» EXCERPT TO READ:
★ ★ ★ ★ ★

Is it possible to attach an irule to an HTTPS virtual server ?

As long as you're doing SSL Offload (Or re-encryption), then you can put an iRule on that will respond to the HTTP requests (The SSLCLient Profile is needed to decrypt & encrypt the stream between the BigIP and the client).

Or were you asking about the iRUle for the HTTP to https? (That's a built-in iRule BTW in 11.something onwards).

H

Can you clarify a bit, your heading is a little contrary to what you wrote up.. Sounds like you just want to redirect users to the secure site, and also serve up a maintenance page, but when do you want to serve up the maintenance page? when no pool members are available?

Yes it's absolutely possible.. you'll need two different Virtual servers, one listening on 80 one listening on 443.. the 80 vs doesn't need anything attached to it, just the http 2 https irule. As Hamish mentioned, you will need to terminate SSL on the 443 VIP to do the more involved irule..

★ ★ ★ ★ ★

» GIVEN DATA:

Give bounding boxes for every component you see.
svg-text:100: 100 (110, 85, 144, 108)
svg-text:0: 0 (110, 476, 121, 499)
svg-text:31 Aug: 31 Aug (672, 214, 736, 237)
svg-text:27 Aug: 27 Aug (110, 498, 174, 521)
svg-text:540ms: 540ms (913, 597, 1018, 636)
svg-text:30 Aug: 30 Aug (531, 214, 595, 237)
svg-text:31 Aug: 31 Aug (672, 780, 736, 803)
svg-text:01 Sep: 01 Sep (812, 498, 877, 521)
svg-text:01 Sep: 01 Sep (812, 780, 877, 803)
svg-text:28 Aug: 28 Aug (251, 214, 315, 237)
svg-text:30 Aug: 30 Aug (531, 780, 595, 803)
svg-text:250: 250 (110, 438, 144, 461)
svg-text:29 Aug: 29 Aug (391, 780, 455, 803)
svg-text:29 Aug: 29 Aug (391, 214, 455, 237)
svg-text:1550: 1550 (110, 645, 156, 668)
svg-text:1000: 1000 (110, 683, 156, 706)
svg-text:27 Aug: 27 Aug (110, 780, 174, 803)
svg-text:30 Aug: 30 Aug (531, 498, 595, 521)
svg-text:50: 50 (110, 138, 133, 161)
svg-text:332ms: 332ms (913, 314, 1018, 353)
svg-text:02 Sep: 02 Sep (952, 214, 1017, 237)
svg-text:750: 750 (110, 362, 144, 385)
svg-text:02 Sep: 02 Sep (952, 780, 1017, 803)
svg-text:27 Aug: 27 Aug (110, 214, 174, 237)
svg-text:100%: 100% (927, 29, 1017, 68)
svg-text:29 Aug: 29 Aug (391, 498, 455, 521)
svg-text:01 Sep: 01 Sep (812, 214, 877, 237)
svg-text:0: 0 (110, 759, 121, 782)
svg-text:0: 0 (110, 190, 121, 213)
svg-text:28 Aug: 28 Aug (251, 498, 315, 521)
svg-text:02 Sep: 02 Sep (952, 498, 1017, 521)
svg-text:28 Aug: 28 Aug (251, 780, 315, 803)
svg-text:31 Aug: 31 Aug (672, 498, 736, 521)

★ ★ ★ ★ ★

» ACTIVITY: Repeat the passage of the iRule forum thread above between "Can you clarify" and "members are available?", inclusive.

» RESPONSE TO THE EXERCISE:
Can you clarify a bit, your heading is a little contrary to what you wrote up.. Sounds like you just want to redirect users to the secure site, and also serve up a maintenance page, but when do you want to serve up the maintenance page? when no pool members are available?